## Work required
Return the records exactly as they are.

## Supplied material

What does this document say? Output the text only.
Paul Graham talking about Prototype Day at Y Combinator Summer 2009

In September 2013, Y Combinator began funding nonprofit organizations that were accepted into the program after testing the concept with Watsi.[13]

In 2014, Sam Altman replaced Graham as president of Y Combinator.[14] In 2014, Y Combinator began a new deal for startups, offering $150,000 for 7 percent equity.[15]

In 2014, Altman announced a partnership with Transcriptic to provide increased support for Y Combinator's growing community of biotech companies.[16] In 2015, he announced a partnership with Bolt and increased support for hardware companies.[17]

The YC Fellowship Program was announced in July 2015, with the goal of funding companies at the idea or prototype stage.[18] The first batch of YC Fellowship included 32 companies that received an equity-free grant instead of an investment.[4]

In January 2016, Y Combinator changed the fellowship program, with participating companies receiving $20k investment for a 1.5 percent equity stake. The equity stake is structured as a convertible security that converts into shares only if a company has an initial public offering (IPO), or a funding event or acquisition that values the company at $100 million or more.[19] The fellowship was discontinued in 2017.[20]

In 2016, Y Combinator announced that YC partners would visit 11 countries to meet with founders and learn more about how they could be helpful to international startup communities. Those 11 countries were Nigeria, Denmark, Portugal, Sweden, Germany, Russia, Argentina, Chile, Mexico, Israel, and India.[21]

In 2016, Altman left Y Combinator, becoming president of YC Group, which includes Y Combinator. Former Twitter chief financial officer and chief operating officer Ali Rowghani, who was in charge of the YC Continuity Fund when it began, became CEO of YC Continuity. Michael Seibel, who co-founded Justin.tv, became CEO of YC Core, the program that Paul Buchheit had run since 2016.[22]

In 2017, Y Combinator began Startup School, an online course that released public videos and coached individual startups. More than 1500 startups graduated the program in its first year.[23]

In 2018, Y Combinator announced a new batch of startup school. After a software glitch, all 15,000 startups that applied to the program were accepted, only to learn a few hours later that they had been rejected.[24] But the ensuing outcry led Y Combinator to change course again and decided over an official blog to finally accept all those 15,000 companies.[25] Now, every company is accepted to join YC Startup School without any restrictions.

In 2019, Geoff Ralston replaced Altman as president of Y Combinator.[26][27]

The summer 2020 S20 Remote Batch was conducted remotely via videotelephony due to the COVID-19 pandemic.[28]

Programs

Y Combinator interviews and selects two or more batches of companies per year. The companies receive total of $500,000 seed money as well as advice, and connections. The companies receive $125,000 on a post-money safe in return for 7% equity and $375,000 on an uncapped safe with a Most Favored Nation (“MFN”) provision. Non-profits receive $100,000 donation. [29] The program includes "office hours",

## Finished exercise
What does this document say? Output the text only.
Paul Graham talking about Prototype Day at Y Combinator Summer 2009

In September 2013, Y Combinator began funding nonprofit organizations that were accepted into the program after testing the concept with Watsi.[13]

In 2014, Sam Altman replaced Graham as president of Y Combinator.[14] In 2014, Y Combinator began a new deal for startups, offering $150,000 for 7 percent equity.[15]

In 2014, Altman announced a partnership with Transcriptic to provide increased support for Y Combinator's growing community of biotech companies.[16] In 2015, he announced a partnership with Bolt and increased support for hardware companies.[17]

The YC Fellowship Program was announced in July 2015, with the goal of funding companies at the idea or prototype stage.[18] The first batch of YC Fellowship included 32 companies that received an equity-free grant instead of an investment.[4]

In January 2016, Y Combinator changed the fellowship program, with participating companies receiving $20k investment for a 1.5 percent equity stake. The equity stake is structured as a convertible security that converts into shares only if a company has an initial public offering (IPO), or a funding event or acquisition that values the company at $100 million or more.[19] The fellowship was discontinued in 2017.[20]

In 2016, Y Combinator announced that YC partners would visit 11 countries to meet with founders and learn more about how they could be helpful to international startup communities. Those 11 countries were Nigeria, Denmark, Portugal, Sweden, Germany, Russia, Argentina, Chile, Mexico, Israel, and India.[21]

In 2016, Altman left Y Combinator, becoming president of YC Group, which includes Y Combinator. Former Twitter chief financial officer and chief operating officer Ali Rowghani, who was in charge of the YC Continuity Fund when it began, became CEO of YC Continuity. Michael Seibel, who co-founded Justin.tv, became CEO of YC Core, the program that Paul Buchheit had run since 2016.[22]

In 2017, Y Combinator began Startup School, an online course that released public videos and coached individual startups. More than 1500 startups graduated the program in its first year.[23]

In 2018, Y Combinator announced a new batch of startup school. After a software glitch, all 15,000 startups that applied to the program were accepted, only to learn a few hours later that they had been rejected.[24] But the ensuing outcry led Y Combinator to change course again and decided over an official blog to finally accept all those 15,000 companies.[25] Now, every company is accepted to join YC Startup School without any restrictions.

In 2019, Geoff Ralston replaced Altman as president of Y Combinator.[26][27]

The summer 2020 S20 Remote Batch was conducted remotely via videotelephony due to the COVID-19 pandemic.[28]

Programs

Y Combinator interviews and selects two or more batches of companies per year. The companies receive total of $500,000 seed money as well as advice, and connections. The companies receive $125,000 on a post-money safe in return for 7% equity and $375,000 on an uncapped safe with a Most Favored Nation (“MFN”) provision. Non-profits receive $100,000 donation. [29] The program includes "office hours",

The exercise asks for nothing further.